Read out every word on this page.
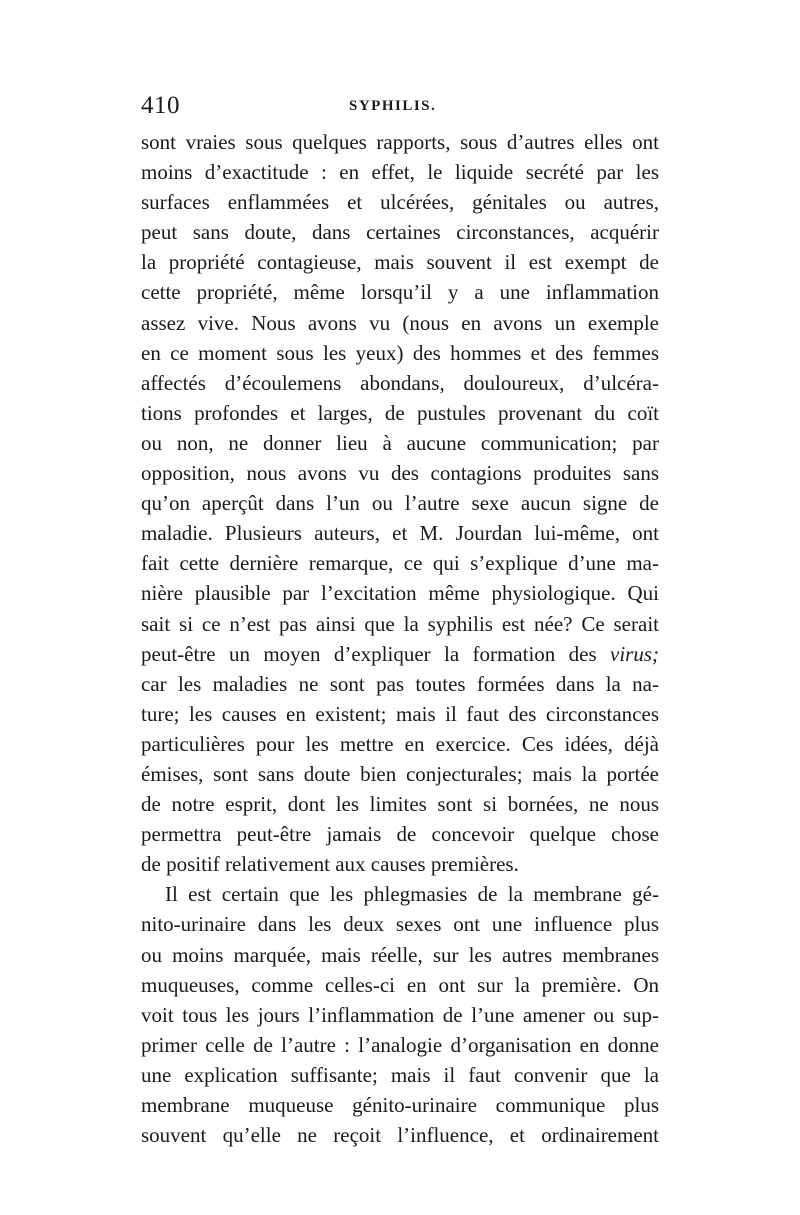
410	SYPHILIS.
sont vraies sous quelques rapports, sous d’autres elles ont
moins d’exactitude : en effet, le liquide secrété par les
surfaces enflammées et ulcérées, génitales ou autres,
peut sans doute, dans certaines circonstances, acquérir
la propriété contagieuse, mais souvent il est exempt de
cette propriété, même lorsqu’il y a une inflammation
assez vive. Nous avons vu (nous en avons un exemple
en ce moment sous les yeux) des hommes et des femmes
affectés d’écoulemens abondans, douloureux, d’ulcéra-
tions profondes et larges, de pustules provenant du coït
ou non, ne donner lieu à aucune communication; par
opposition, nous avons vu des contagions produites sans
qu’on aperçût dans l’un ou l’autre sexe aucun signe de
maladie. Plusieurs auteurs, et M. Jourdan lui-même, ont
fait cette dernière remarque, ce qui s’explique d’une ma-
nière plausible par l’excitation même physiologique. Qui
sait si ce n’est pas ainsi que la syphilis est née? Ce serait
peut-être un moyen d’expliquer la formation des virus;
car les maladies ne sont pas toutes formées dans la na-
ture; les causes en existent; mais il faut des circonstances
particulières pour les mettre en exercice. Ces idées, déjà
émises, sont sans doute bien conjecturales; mais la portée
de notre esprit, dont les limites sont si bornées, ne nous
permettra peut-être jamais de concevoir quelque chose
de positif relativement aux causes premières.
Il est certain que les phlegmasies de la membrane gé-
nito-urinaire dans les deux sexes ont une influence plus
ou moins marquée, mais réelle, sur les autres membranes
muqueuses, comme celles-ci en ont sur la première. On
voit tous les jours l’inflammation de l’une amener ou sup-
primer celle de l’autre : l’analogie d’organisation en donne
une explication suffisante; mais il faut convenir que la
membrane muqueuse génito-urinaire communique plus
souvent qu’elle ne reçoit l’influence, et ordinairement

+ + + + + + +

Output all the material exactly. The pictures are to be left out.

Read out every word on this page.
410	SYPHILIS.
sont vraies sous quelques rapports, sous d’autres elles ont
moins d’exactitude : en effet, le liquide secrété par les
surfaces enflammées et ulcérées, génitales ou autres,
peut sans doute, dans certaines circonstances, acquérir
la propriété contagieuse, mais souvent il est exempt de
cette propriété, même lorsqu’il y a une inflammation
assez vive. Nous avons vu (nous en avons un exemple
en ce moment sous les yeux) des hommes et des femmes
affectés d’écoulemens abondans, douloureux, d’ulcéra-
tions profondes et larges, de pustules provenant du coït
ou non, ne donner lieu à aucune communication; par
opposition, nous avons vu des contagions produites sans
qu’on aperçût dans l’un ou l’autre sexe aucun signe de
maladie. Plusieurs auteurs, et M. Jourdan lui-même, ont
fait cette dernière remarque, ce qui s’explique d’une ma-
nière plausible par l’excitation même physiologique. Qui
sait si ce n’est pas ainsi que la syphilis est née? Ce serait
peut-être un moyen d’expliquer la formation des virus;
car les maladies ne sont pas toutes formées dans la na-
ture; les causes en existent; mais il faut des circonstances
particulières pour les mettre en exercice. Ces idées, déjà
émises, sont sans doute bien conjecturales; mais la portée
de notre esprit, dont les limites sont si bornées, ne nous
permettra peut-être jamais de concevoir quelque chose
de positif relativement aux causes premières.
Il est certain que les phlegmasies de la membrane gé-
nito-urinaire dans les deux sexes ont une influence plus
ou moins marquée, mais réelle, sur les autres membranes
muqueuses, comme celles-ci en ont sur la première. On
voit tous les jours l’inflammation de l’une amener ou sup-
primer celle de l’autre : l’analogie d’organisation en donne
une explication suffisante; mais il faut convenir que la
membrane muqueuse génito-urinaire communique plus
souvent qu’elle ne reçoit l’influence, et ordinairement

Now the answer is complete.